===== Available records

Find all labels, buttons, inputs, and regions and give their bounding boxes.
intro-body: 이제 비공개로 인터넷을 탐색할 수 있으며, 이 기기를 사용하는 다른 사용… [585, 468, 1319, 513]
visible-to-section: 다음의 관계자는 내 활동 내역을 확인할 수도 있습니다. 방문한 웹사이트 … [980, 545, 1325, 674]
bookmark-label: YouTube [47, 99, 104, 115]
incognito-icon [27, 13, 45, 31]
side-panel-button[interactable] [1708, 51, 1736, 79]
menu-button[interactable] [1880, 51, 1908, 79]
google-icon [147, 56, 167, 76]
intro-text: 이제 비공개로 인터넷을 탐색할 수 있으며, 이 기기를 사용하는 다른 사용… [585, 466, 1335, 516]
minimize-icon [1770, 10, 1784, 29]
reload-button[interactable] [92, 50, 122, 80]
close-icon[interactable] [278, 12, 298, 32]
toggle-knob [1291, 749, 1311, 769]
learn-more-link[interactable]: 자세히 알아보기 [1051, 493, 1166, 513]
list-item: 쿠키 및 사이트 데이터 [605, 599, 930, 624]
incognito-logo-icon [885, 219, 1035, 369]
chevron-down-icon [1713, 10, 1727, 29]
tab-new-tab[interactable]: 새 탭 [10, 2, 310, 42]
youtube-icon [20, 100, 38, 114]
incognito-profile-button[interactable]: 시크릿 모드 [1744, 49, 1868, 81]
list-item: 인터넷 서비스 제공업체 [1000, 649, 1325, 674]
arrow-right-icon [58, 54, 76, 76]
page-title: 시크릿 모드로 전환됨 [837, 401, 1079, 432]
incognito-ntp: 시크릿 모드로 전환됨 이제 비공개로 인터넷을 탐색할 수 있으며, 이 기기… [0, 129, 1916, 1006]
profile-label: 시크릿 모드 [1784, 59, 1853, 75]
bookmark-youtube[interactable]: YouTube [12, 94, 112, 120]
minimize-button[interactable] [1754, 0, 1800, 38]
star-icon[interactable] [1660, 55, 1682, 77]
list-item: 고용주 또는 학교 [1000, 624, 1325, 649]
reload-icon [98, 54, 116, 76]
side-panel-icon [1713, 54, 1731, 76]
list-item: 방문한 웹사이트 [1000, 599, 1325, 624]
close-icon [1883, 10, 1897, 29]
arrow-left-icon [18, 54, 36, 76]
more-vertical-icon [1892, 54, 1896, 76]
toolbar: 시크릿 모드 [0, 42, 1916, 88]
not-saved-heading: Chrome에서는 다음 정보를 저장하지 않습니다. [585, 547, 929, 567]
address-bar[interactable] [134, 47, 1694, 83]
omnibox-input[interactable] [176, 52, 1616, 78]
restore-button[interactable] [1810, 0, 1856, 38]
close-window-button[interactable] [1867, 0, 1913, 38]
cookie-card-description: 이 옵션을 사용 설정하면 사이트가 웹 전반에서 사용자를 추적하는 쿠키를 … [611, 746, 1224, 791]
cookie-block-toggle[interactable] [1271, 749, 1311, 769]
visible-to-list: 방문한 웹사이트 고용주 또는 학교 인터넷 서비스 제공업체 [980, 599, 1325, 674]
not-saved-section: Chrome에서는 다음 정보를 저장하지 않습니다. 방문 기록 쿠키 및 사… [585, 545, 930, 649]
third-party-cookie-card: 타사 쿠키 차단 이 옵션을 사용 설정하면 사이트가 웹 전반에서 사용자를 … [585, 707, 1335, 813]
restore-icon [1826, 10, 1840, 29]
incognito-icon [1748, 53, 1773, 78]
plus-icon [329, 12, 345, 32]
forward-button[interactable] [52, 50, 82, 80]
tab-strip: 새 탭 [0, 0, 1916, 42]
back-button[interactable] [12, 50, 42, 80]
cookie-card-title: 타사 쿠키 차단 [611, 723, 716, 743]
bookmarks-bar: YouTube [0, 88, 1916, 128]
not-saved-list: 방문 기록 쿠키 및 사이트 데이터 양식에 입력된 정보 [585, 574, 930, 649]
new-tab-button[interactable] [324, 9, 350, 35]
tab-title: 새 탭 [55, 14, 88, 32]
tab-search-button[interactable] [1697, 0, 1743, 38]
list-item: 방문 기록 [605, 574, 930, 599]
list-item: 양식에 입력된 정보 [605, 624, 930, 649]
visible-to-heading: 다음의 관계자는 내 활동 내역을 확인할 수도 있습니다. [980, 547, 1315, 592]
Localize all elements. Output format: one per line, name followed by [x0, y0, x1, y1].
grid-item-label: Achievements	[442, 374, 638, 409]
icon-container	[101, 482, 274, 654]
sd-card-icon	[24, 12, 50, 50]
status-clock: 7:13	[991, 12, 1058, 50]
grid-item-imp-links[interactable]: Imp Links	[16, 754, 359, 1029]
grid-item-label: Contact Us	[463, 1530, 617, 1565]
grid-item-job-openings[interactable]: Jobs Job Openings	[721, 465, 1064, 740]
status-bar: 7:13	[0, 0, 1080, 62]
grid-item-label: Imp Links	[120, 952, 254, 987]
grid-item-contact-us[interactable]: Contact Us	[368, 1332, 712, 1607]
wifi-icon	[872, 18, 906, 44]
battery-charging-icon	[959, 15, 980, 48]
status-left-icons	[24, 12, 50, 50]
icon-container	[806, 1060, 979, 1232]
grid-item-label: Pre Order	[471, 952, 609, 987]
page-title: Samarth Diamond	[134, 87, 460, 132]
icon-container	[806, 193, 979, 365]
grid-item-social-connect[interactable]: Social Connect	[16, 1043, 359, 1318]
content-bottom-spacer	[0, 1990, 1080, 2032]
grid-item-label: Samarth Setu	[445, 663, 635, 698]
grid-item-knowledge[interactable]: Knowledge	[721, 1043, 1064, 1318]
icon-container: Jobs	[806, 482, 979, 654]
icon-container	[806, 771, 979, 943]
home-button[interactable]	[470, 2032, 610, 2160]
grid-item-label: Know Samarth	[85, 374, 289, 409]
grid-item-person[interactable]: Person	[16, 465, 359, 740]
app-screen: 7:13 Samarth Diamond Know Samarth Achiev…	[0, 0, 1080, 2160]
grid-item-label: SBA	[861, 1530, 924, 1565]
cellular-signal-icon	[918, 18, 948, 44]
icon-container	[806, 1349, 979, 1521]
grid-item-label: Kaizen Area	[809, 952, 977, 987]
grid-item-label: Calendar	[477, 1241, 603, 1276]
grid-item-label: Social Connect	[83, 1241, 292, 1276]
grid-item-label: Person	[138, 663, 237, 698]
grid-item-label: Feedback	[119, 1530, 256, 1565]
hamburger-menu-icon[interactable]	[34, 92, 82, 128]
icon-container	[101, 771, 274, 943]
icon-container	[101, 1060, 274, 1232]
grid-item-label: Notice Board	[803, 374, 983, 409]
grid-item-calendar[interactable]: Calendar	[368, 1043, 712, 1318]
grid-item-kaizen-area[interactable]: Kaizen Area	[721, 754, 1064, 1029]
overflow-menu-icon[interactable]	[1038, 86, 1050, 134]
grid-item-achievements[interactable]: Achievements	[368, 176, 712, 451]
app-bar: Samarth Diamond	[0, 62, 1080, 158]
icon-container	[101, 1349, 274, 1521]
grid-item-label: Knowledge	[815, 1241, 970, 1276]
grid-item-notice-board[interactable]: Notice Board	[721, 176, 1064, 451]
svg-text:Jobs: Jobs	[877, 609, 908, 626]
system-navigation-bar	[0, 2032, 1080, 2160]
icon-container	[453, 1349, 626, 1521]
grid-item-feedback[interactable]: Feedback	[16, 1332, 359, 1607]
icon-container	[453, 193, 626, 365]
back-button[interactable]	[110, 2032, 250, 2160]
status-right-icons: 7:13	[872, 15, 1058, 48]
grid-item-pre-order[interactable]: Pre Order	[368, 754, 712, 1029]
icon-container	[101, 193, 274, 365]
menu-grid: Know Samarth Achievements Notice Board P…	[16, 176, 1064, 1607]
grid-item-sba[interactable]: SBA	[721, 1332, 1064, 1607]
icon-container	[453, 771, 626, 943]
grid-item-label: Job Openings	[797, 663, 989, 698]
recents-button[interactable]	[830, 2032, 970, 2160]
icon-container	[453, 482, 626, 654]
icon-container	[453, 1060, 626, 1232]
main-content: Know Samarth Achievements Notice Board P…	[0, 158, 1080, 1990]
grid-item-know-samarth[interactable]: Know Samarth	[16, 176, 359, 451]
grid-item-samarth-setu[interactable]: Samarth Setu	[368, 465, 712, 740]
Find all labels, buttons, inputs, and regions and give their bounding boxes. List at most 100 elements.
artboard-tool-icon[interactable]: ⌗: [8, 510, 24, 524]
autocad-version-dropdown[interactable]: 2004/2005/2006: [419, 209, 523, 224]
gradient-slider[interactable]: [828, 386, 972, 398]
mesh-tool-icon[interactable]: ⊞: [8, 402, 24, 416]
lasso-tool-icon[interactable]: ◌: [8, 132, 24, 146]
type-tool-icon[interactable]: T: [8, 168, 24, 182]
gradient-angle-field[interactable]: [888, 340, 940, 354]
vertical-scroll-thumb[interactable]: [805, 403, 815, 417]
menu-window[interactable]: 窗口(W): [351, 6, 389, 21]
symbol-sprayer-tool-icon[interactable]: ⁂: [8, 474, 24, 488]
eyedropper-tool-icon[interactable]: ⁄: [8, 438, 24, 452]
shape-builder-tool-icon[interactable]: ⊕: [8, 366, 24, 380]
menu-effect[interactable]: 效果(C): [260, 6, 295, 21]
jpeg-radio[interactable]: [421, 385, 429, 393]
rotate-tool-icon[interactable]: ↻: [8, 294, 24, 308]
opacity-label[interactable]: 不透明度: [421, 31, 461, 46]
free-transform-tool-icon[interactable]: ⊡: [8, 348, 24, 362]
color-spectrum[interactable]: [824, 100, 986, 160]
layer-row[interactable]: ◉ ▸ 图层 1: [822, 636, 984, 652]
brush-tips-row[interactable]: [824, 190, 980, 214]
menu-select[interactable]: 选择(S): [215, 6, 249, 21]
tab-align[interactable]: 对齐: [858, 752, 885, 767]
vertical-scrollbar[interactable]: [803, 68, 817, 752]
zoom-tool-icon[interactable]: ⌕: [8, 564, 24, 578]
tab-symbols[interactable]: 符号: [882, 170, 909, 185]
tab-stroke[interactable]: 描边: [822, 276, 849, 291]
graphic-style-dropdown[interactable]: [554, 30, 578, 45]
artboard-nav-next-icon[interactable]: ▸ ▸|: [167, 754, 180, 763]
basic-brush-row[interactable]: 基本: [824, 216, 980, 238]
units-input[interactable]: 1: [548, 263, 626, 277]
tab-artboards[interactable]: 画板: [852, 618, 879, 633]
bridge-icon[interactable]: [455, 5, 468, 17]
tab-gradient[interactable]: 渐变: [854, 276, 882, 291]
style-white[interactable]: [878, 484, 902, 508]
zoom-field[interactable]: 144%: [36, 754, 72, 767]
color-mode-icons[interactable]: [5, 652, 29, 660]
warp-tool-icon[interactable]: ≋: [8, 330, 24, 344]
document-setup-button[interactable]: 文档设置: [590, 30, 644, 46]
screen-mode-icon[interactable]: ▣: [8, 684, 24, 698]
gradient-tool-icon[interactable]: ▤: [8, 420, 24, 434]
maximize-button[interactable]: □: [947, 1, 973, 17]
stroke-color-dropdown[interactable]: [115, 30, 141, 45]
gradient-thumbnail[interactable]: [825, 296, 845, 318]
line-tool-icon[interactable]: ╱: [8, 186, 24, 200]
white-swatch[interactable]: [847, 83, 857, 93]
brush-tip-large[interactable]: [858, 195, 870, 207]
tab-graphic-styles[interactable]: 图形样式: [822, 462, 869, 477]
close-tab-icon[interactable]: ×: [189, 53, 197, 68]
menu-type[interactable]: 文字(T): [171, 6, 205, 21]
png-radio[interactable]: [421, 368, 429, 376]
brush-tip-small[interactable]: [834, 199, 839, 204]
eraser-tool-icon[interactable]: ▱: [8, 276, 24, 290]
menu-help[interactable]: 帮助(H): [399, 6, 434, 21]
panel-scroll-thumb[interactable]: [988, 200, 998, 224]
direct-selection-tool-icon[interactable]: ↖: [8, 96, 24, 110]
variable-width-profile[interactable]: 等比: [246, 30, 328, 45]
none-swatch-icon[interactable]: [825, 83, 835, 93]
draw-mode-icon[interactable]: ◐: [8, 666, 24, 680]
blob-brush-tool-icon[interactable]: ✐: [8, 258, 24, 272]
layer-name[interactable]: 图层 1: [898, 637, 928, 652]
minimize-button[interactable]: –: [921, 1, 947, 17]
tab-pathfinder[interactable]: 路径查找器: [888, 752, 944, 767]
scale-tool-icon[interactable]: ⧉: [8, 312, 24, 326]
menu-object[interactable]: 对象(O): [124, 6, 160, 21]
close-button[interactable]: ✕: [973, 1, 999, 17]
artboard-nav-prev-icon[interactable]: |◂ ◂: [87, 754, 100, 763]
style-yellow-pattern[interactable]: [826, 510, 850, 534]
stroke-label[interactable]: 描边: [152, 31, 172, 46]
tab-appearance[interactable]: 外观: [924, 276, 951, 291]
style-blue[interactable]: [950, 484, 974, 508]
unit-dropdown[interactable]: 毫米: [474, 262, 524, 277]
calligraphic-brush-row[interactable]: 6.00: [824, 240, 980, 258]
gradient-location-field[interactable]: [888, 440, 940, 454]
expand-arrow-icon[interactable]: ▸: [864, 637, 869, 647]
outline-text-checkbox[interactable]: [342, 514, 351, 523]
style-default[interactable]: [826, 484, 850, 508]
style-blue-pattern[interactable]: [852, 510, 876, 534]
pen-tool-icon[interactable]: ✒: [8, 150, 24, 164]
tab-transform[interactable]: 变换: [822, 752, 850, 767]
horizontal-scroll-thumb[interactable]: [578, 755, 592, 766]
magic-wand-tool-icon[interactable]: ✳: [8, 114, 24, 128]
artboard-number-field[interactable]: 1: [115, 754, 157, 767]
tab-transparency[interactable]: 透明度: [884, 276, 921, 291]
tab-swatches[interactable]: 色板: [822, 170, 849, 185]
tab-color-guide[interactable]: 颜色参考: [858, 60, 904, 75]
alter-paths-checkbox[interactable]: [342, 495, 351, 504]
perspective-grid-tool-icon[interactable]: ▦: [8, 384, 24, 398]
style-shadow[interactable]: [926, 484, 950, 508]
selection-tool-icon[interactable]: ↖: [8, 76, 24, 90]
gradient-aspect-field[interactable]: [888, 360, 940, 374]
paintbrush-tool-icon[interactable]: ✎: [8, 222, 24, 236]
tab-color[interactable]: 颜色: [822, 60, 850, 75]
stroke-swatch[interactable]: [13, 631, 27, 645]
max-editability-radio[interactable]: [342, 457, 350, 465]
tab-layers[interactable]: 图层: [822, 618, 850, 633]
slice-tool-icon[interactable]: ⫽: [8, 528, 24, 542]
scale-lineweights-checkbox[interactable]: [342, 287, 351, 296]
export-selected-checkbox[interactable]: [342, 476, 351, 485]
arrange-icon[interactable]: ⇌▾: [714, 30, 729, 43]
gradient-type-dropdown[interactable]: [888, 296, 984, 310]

==========

### Written problem
Write out the items from the start through the line containing "google-icon [147, 56, 167, 76]", both ends included, with no changes.

### Response to this task
Find all labels, buttons, inputs, and regions and give their bounding boxes.
intro-body: 이제 비공개로 인터넷을 탐색할 수 있으며, 이 기기를 사용하는 다른 사용… [585, 468, 1319, 513]
visible-to-section: 다음의 관계자는 내 활동 내역을 확인할 수도 있습니다. 방문한 웹사이트 … [980, 545, 1325, 674]
bookmark-label: YouTube [47, 99, 104, 115]
incognito-icon [27, 13, 45, 31]
side-panel-button[interactable] [1708, 51, 1736, 79]
menu-button[interactable] [1880, 51, 1908, 79]
google-icon [147, 56, 167, 76]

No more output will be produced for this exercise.